[Stored records]
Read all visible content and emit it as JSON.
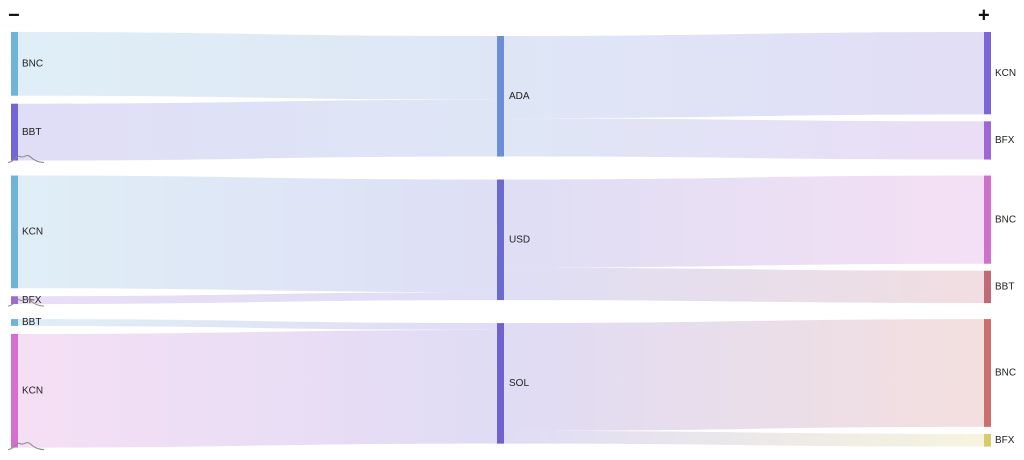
{
  "controls": {
    "collapse": "−",
    "expand": "+"
  },
  "chart_data": {
    "type": "sankey",
    "groups": [
      {
        "name": "ADA",
        "color": "#6b8fd6",
        "inputs": [
          {
            "name": "BNC",
            "value": 65,
            "color": "#6fb3d9"
          },
          {
            "name": "BBT",
            "value": 58,
            "color": "#7166d6"
          }
        ],
        "outputs": [
          {
            "name": "KCN",
            "value": 84,
            "color": "#7a66d6"
          },
          {
            "name": "BFX",
            "value": 39,
            "color": "#a066d6"
          }
        ]
      },
      {
        "name": "USD",
        "color": "#6a6ad0",
        "inputs": [
          {
            "name": "KCN",
            "value": 115,
            "color": "#6fb3d9"
          },
          {
            "name": "BFX",
            "value": 8,
            "color": "#a06ad6"
          }
        ],
        "outputs": [
          {
            "name": "BNC",
            "value": 90,
            "color": "#d070cc"
          },
          {
            "name": "BBT",
            "value": 33,
            "color": "#c06a78"
          }
        ]
      },
      {
        "name": "SOL",
        "color": "#7060d0",
        "inputs": [
          {
            "name": "BBT",
            "value": 7,
            "color": "#6fb3d9"
          },
          {
            "name": "KCN",
            "value": 116,
            "color": "#d46fd0"
          }
        ],
        "outputs": [
          {
            "name": "BNC",
            "value": 110,
            "color": "#cc6e6e"
          },
          {
            "name": "BFX",
            "value": 13,
            "color": "#d8cc6a"
          }
        ]
      }
    ]
  }
}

*Given instruction*: Without the pictures, transcribe the listing above exactly.

*Solution to this task*:
Read all visible content and emit it as JSON.
{
  "controls": {
    "collapse": "−",
    "expand": "+"
  },
  "chart_data": {
    "type": "sankey",
    "groups": [
      {
        "name": "ADA",
        "color": "#6b8fd6",
        "inputs": [
          {
            "name": "BNC",
            "value": 65,
            "color": "#6fb3d9"
          },
          {
            "name": "BBT",
            "value": 58,
            "color": "#7166d6"
          }
        ],
        "outputs": [
          {
            "name": "KCN",
            "value": 84,
            "color": "#7a66d6"
          },
          {
            "name": "BFX",
            "value": 39,
            "color": "#a066d6"
          }
        ]
      },
      {
        "name": "USD",
        "color": "#6a6ad0",
        "inputs": [
          {
            "name": "KCN",
            "value": 115,
            "color": "#6fb3d9"
          },
          {
            "name": "BFX",
            "value": 8,
            "color": "#a06ad6"
          }
        ],
        "outputs": [
          {
            "name": "BNC",
            "value": 90,
            "color": "#d070cc"
          },
          {
            "name": "BBT",
            "value": 33,
            "color": "#c06a78"
          }
        ]
      },
      {
        "name": "SOL",
        "color": "#7060d0",
        "inputs": [
          {
            "name": "BBT",
            "value": 7,
            "color": "#6fb3d9"
          },
          {
            "name": "KCN",
            "value": 116,
            "color": "#d46fd0"
          }
        ],
        "outputs": [
          {
            "name": "BNC",
            "value": 110,
            "color": "#cc6e6e"
          },
          {
            "name": "BFX",
            "value": 13,
            "color": "#d8cc6a"
          }
        ]
      }
    ]
  }
}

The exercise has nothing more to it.